Pull out each line of the data that includes the word "复杂性问题".

Data entries
——

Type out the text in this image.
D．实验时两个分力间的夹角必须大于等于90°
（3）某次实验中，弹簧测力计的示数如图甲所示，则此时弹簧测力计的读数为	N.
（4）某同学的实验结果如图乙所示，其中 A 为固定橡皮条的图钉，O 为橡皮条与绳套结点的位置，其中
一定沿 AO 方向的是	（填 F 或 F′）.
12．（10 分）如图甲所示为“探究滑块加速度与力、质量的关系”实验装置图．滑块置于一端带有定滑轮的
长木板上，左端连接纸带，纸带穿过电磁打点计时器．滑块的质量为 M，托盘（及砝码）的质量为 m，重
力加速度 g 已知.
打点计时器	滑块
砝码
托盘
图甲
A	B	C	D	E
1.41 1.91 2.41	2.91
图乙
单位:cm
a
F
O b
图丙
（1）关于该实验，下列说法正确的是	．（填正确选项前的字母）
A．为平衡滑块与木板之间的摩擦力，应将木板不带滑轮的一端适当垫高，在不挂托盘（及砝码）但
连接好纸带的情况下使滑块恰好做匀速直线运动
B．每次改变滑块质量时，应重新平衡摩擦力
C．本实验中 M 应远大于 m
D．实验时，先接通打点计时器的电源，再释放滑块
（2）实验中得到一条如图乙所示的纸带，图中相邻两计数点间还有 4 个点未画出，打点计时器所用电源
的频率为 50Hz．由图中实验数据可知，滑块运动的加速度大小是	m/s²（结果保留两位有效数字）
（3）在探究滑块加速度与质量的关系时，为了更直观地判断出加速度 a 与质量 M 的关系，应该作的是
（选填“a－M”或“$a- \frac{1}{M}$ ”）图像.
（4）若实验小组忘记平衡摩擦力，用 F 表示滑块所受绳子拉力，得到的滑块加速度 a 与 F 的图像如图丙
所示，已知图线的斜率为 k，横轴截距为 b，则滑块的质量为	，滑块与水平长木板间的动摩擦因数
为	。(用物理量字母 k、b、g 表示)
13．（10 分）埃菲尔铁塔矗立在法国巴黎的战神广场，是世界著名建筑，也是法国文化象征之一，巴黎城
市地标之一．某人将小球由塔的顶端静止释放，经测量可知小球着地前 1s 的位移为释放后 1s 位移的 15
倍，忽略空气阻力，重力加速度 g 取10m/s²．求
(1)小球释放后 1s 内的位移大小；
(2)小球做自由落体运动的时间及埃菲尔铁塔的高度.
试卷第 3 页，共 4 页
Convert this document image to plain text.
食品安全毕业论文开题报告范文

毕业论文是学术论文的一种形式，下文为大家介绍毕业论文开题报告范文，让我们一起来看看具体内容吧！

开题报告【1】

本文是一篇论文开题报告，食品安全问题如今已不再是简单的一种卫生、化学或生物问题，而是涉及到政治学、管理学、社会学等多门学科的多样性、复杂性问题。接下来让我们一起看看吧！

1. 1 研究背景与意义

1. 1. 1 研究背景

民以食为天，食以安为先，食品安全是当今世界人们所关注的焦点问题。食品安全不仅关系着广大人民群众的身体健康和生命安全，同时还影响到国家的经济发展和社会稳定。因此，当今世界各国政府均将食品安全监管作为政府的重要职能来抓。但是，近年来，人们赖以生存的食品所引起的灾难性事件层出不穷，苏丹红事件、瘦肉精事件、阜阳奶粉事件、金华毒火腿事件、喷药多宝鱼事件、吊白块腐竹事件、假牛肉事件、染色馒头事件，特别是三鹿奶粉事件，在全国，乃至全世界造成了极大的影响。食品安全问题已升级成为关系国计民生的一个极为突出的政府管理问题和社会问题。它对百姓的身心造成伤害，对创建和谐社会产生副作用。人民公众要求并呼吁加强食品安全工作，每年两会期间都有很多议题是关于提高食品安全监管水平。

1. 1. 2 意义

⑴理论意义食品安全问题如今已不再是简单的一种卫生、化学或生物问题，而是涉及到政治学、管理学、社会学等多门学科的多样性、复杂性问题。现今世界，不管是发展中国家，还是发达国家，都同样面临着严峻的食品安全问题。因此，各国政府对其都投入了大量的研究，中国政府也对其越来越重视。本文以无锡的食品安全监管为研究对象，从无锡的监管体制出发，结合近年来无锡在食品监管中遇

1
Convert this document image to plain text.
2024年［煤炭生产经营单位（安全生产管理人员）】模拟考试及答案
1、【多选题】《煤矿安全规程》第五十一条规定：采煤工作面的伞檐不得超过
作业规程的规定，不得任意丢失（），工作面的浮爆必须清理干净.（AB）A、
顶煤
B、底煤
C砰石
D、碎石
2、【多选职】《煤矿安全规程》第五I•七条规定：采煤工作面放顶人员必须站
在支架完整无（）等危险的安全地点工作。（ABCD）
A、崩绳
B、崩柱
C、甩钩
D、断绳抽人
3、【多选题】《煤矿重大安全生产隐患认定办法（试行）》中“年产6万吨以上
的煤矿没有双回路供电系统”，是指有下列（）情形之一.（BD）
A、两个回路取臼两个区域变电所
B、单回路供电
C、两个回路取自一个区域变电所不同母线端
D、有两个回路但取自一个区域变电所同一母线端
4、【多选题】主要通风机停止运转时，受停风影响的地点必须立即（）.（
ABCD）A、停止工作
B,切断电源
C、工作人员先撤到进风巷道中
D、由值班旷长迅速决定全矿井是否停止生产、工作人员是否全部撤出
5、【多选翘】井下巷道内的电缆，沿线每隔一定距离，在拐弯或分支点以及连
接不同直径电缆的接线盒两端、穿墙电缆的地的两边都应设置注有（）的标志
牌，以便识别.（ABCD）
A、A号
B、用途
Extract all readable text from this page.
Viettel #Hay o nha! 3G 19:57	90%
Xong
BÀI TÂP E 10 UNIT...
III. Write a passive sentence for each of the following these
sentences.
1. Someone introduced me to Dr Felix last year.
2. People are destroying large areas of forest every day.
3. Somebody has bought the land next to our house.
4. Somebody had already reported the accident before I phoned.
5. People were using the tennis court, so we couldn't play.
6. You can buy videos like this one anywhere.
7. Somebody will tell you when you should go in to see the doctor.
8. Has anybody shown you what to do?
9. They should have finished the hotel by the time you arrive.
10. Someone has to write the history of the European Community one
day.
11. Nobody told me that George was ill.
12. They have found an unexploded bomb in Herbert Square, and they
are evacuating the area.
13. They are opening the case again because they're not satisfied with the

——

■ Response to this exercise ■
本文是一篇论文开题报告，食品安全问题如今已不再是简单的一种卫生、化学或生物问题，而是涉及到政治学、管理学、社会学等多门学科的多样性、复杂性问题。接下来让我们一起看看吧！
⑴理论意义食品安全问题如今已不再是简单的一种卫生、化学或生物问题，而是涉及到政治学、管理学、社会学等多门学科的多样性、复杂性问题。现今世界，不管是发展中国家，还是发达国家，都同样面临着严峻的食品安全问题。因此，各国政府对其都投入了大量的研究，中国政府也对其越来越重视。本文以无锡的食品安全监管为研究对象，从无锡的监管体制出发，结合近年来无锡在食品监管中遇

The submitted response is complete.